● **EXERCISE**
Set down each line of the data below exactly as it stands, dropping the pictures.

● **MATERIAL PROVIDED**
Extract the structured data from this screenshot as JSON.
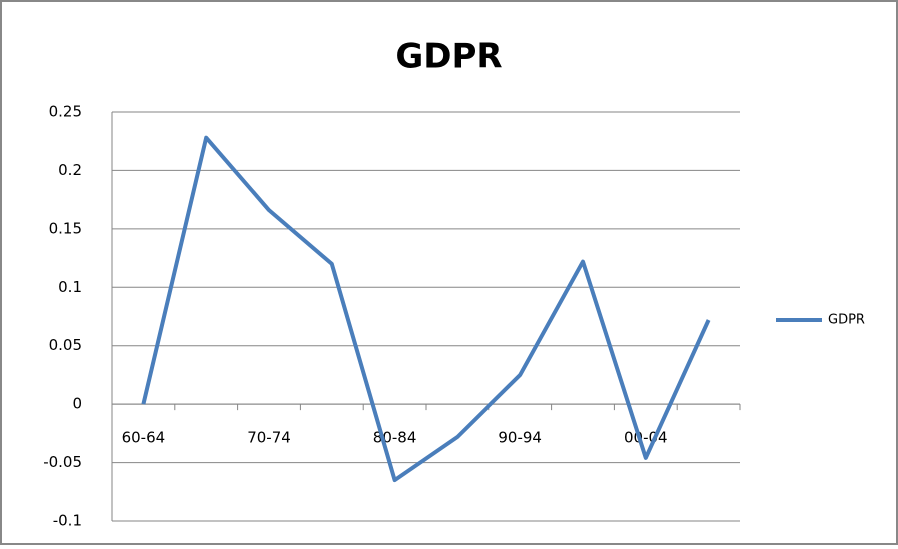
{
  "chart_data": {
    "type": "line",
    "title": "GDPR",
    "categories": [
      "60-64",
      null,
      "70-74",
      null,
      "80-84",
      null,
      "90-94",
      null,
      "00-04",
      null
    ],
    "series": [
      {
        "name": "GDPR",
        "color": "#4a7ebb",
        "values": [
          0,
          0.228,
          0.166,
          0.12,
          -0.065,
          -0.028,
          0.025,
          0.122,
          -0.046,
          0.072
        ]
      }
    ],
    "ylim": [
      -0.1,
      0.25
    ],
    "yticks": [
      -0.1,
      -0.05,
      0,
      0.05,
      0.1,
      0.15,
      0.2,
      0.25
    ],
    "grid": true,
    "legend": "right"
  }
}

● **FULL SOLUTION**
Extract the structured data from this screenshot as JSON.
{
  "chart_data": {
    "type": "line",
    "title": "GDPR",
    "categories": [
      "60-64",
      null,
      "70-74",
      null,
      "80-84",
      null,
      "90-94",
      null,
      "00-04",
      null
    ],
    "series": [
      {
        "name": "GDPR",
        "color": "#4a7ebb",
        "values": [
          0,
          0.228,
          0.166,
          0.12,
          -0.065,
          -0.028,
          0.025,
          0.122,
          -0.046,
          0.072
        ]
      }
    ],
    "ylim": [
      -0.1,
      0.25
    ],
    "yticks": [
      -0.1,
      -0.05,
      0,
      0.05,
      0.1,
      0.15,
      0.2,
      0.25
    ],
    "grid": true,
    "legend": "right"
  }
}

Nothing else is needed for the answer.